Problem details: Pull every line containing "disabilities" out of the material below.

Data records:
________________________________________
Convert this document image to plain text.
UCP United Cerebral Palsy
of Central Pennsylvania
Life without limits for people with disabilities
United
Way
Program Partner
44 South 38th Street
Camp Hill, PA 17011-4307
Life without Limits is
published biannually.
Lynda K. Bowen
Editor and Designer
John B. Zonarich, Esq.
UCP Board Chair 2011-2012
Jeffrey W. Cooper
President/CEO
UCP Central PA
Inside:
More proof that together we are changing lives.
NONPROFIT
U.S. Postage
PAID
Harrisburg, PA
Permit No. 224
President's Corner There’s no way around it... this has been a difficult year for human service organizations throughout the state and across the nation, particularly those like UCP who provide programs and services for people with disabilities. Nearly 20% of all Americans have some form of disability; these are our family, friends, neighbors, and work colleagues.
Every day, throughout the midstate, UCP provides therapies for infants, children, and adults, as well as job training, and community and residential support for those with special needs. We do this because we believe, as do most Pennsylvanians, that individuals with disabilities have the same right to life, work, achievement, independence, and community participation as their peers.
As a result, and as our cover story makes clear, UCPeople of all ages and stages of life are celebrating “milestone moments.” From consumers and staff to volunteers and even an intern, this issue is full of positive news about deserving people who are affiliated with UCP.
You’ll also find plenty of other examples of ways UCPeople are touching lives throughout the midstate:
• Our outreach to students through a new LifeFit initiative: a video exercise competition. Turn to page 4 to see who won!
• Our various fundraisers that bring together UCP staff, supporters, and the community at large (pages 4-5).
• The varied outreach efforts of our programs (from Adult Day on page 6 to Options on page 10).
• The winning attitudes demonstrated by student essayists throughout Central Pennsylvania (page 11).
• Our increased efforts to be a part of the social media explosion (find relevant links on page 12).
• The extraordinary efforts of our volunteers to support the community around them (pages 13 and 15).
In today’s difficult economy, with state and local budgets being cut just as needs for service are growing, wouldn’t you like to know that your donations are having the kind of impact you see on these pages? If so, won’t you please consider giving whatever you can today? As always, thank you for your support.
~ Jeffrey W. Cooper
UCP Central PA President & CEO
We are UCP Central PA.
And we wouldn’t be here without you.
________________________________________
Full solution:
Life without limits for people with disabilities
President's Corner There’s no way around it... this has been a difficult year for human service organizations throughout the state and across the nation, particularly those like UCP who provide programs and services for people with disabilities. Nearly 20% of all Americans have some form of disability; these are our family, friends, neighbors, and work colleagues.
Every day, throughout the midstate, UCP provides therapies for infants, children, and adults, as well as job training, and community and residential support for those with special needs. We do this because we believe, as do most Pennsylvanians, that individuals with disabilities have the same right to life, work, achievement, independence, and community participation as their peers.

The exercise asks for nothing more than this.